■ **Entries supplied**
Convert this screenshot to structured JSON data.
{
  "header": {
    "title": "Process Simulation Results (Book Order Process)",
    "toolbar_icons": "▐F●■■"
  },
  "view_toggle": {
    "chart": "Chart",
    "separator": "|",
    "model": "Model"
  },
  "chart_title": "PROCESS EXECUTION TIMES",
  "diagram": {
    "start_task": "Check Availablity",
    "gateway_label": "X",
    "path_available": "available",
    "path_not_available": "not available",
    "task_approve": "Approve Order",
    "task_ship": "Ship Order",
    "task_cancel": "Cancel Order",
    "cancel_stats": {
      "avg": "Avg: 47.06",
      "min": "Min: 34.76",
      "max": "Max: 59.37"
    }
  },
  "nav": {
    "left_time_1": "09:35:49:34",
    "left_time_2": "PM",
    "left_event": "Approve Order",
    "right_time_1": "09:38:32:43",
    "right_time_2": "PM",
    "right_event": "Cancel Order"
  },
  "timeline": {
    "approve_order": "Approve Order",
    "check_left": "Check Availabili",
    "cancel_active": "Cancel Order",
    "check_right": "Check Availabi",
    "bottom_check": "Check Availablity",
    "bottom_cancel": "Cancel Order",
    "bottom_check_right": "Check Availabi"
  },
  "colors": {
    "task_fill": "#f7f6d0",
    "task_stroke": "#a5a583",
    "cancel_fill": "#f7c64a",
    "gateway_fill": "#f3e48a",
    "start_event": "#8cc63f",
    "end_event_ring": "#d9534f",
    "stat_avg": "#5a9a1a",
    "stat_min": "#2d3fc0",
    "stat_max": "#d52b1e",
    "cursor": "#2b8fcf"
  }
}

■ **Exercise requirements**
Reply with nothing except the number of lines in the listing above that include "Availablity".

■ **Solution to the problem**
2